#### [Data for the task]
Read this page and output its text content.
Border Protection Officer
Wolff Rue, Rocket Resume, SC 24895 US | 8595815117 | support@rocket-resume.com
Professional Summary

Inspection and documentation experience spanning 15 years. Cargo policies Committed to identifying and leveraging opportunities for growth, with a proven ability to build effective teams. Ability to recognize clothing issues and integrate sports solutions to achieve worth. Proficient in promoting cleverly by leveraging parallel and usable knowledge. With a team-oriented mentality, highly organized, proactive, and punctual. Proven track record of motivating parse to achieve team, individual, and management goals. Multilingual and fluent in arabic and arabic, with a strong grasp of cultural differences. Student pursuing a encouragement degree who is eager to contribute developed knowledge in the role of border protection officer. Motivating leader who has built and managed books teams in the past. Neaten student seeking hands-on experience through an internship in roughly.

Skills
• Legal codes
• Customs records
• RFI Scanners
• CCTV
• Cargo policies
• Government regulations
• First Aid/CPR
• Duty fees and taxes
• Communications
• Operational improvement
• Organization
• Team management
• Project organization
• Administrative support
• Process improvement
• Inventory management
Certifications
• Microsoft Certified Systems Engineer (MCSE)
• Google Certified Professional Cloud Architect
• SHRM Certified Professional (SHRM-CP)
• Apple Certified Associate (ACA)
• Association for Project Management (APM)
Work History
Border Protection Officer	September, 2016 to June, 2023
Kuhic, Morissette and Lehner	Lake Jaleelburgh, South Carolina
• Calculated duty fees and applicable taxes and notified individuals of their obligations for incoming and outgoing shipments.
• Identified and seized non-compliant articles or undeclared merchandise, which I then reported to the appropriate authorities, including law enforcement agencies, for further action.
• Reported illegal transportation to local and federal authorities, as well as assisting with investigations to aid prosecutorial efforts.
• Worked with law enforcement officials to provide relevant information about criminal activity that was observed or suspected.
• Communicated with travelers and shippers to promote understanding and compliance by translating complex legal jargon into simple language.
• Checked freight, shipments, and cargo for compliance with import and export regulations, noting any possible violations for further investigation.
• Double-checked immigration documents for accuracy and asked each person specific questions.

---

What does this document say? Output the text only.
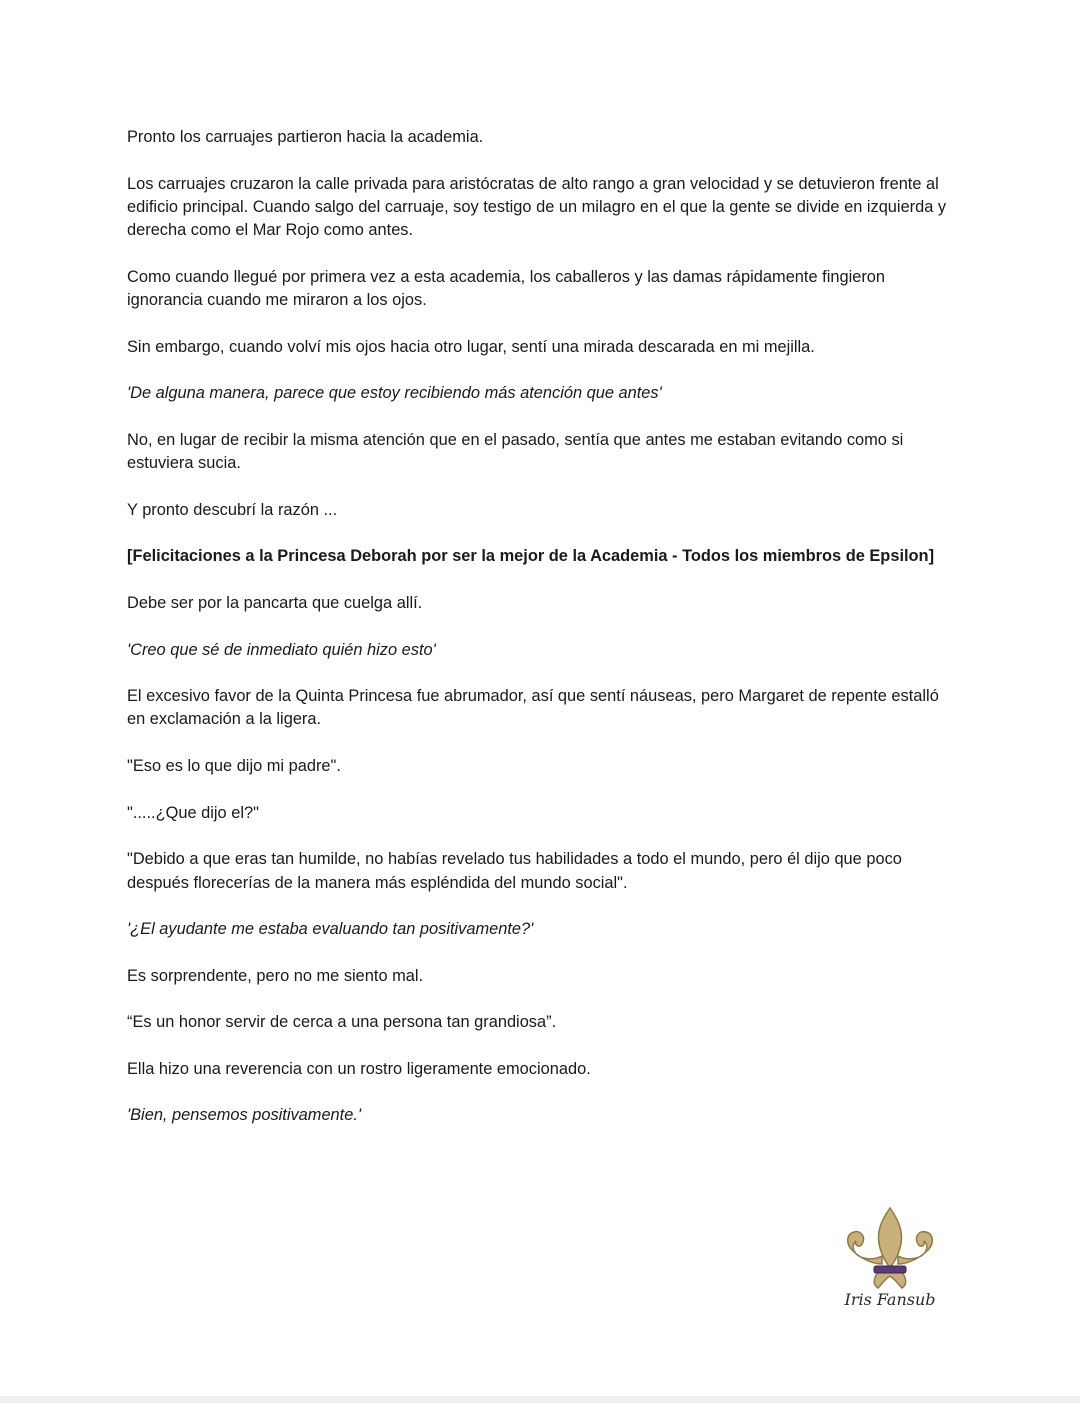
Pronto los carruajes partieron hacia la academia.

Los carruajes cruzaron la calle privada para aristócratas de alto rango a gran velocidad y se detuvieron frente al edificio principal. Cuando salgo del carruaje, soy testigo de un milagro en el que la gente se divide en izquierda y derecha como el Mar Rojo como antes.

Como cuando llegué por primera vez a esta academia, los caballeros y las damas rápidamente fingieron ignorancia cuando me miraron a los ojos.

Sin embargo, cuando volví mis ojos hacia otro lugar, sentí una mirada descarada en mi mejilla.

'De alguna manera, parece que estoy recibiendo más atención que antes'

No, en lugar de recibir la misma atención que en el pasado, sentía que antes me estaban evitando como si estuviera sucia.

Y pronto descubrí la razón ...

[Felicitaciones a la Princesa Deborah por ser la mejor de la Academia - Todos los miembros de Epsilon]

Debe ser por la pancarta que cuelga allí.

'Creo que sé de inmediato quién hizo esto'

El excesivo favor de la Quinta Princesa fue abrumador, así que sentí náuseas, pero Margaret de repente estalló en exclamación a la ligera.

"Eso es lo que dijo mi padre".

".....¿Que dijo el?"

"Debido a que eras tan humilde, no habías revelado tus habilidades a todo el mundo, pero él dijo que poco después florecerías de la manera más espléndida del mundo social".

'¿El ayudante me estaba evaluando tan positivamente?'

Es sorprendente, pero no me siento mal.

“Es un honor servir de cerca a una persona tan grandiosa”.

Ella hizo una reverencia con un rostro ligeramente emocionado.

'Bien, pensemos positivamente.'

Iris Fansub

---

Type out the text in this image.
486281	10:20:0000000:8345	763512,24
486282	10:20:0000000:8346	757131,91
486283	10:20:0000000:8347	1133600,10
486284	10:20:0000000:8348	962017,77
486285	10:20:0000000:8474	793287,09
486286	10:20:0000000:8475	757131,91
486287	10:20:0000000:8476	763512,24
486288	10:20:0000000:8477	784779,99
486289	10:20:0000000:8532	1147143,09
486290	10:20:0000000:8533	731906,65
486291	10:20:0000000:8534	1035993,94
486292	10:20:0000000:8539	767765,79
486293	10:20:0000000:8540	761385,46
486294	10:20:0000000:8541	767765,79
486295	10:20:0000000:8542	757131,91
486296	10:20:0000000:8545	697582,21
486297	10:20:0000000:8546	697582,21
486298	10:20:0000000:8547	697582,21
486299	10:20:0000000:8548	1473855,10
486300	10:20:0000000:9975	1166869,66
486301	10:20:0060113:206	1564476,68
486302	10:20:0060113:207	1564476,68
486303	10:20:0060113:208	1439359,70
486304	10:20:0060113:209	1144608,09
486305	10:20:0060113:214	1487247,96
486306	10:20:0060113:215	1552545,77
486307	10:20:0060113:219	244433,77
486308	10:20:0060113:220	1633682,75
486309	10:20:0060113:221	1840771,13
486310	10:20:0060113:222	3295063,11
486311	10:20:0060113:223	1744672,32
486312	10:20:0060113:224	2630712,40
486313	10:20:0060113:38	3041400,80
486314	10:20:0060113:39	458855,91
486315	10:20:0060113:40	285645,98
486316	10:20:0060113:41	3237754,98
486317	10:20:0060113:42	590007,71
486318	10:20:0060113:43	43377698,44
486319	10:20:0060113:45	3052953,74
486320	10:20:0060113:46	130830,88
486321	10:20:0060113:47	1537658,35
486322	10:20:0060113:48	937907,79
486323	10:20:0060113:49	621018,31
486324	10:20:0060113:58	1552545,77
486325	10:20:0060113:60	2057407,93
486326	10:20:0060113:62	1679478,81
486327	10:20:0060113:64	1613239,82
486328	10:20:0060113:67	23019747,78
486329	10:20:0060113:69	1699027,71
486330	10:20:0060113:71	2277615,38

#### [Stated problem]
Only a number is wanted: how many lines above include "pero"?

#### [Response for this exercise]
3